▶ Supplied data:
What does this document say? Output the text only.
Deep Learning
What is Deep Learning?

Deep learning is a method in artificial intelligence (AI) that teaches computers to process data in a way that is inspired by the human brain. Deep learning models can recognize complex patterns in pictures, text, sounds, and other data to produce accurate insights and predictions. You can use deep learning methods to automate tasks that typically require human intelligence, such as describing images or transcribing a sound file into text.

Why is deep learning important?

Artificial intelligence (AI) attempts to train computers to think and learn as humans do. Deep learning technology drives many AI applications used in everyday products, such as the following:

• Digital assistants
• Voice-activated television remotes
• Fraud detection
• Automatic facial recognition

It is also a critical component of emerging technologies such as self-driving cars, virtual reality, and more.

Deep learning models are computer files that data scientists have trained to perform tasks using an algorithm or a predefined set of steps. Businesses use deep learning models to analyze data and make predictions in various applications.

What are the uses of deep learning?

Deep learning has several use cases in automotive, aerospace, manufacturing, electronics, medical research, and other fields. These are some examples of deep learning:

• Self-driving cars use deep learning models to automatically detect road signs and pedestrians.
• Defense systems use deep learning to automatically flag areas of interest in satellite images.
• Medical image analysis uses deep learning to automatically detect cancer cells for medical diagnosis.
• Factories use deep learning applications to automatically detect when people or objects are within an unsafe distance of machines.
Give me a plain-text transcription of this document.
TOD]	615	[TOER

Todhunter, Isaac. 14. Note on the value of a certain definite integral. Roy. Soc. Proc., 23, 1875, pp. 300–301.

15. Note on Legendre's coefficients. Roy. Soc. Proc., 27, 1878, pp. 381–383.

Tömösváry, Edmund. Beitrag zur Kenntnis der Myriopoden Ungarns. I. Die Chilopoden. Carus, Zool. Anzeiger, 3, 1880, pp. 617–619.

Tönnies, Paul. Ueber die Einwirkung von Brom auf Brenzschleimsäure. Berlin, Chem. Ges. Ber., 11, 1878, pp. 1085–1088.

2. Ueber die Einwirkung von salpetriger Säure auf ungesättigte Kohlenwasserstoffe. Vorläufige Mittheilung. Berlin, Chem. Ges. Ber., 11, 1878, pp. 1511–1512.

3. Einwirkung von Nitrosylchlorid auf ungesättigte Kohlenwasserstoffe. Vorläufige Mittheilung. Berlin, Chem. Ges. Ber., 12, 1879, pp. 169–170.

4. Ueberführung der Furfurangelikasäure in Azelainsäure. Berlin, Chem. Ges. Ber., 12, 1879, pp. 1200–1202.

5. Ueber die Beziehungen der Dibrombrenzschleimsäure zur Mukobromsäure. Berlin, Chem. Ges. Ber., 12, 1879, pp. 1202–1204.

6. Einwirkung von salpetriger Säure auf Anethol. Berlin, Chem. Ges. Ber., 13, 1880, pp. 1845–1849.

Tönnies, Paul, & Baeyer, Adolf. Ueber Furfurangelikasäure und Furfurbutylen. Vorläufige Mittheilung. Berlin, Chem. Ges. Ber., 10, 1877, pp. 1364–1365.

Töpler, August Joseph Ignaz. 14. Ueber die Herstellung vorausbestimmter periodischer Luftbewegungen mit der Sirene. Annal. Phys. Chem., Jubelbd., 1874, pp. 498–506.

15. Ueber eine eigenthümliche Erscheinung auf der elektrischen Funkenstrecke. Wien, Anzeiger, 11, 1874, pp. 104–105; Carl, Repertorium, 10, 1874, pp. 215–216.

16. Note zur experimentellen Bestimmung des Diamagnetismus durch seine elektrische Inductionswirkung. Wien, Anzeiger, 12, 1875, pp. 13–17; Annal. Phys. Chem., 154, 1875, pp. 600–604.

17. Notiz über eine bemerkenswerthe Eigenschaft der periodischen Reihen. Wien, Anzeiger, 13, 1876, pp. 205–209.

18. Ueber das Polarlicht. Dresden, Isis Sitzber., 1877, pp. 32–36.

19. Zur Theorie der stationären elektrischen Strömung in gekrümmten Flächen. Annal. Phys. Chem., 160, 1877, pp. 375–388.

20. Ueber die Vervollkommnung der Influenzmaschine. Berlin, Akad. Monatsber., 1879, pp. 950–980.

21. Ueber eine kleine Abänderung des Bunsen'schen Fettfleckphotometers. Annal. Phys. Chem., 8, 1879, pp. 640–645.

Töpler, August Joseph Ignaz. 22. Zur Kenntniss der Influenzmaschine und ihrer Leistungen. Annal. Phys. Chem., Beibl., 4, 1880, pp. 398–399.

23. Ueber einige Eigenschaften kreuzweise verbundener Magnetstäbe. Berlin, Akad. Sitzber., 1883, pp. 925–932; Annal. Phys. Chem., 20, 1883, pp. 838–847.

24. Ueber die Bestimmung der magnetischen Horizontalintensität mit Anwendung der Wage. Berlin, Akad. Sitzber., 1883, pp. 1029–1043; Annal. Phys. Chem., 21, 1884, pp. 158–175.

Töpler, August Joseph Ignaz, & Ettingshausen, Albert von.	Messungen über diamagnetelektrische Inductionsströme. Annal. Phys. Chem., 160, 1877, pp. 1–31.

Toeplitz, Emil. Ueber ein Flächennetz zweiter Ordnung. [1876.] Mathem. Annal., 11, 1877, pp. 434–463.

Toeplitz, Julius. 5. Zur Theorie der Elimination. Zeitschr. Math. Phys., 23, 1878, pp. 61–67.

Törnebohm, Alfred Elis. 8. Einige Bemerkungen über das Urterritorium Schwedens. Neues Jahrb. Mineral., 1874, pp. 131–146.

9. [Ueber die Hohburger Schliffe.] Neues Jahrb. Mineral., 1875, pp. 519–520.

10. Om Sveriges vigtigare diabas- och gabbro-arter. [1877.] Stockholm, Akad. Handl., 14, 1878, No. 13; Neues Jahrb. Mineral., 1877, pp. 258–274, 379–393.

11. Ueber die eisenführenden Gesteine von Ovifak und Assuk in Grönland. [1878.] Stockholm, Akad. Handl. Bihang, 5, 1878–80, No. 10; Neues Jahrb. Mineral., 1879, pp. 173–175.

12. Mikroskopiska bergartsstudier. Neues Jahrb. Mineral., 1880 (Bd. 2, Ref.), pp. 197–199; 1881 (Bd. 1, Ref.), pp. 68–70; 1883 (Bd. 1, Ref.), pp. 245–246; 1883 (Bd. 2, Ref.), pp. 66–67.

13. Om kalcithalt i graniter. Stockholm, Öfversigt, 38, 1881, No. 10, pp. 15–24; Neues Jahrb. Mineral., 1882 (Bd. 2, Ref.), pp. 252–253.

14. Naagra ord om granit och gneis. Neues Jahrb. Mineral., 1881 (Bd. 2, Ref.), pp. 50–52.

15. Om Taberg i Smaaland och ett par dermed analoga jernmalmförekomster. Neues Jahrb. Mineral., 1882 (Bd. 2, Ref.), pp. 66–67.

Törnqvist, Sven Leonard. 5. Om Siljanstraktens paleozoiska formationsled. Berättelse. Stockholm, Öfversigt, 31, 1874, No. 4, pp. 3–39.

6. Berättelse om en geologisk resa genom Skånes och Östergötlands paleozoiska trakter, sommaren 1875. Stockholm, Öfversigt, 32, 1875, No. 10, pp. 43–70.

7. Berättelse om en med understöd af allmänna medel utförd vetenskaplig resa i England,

▶ Problem description: Look through the lines above and collect those with the word "Paul".

▶ Answer section:
Tönnies, Paul. Ueber die Einwirkung von Brom auf Brenzschleimsäure. Berlin, Chem. Ges. Ber., 11, 1878, pp. 1085–1088.
Tönnies, Paul, & Baeyer, Adolf. Ueber Furfurangelikasäure und Furfurbutylen. Vorläufige Mittheilung. Berlin, Chem. Ges. Ber., 10, 1877, pp. 1364–1365.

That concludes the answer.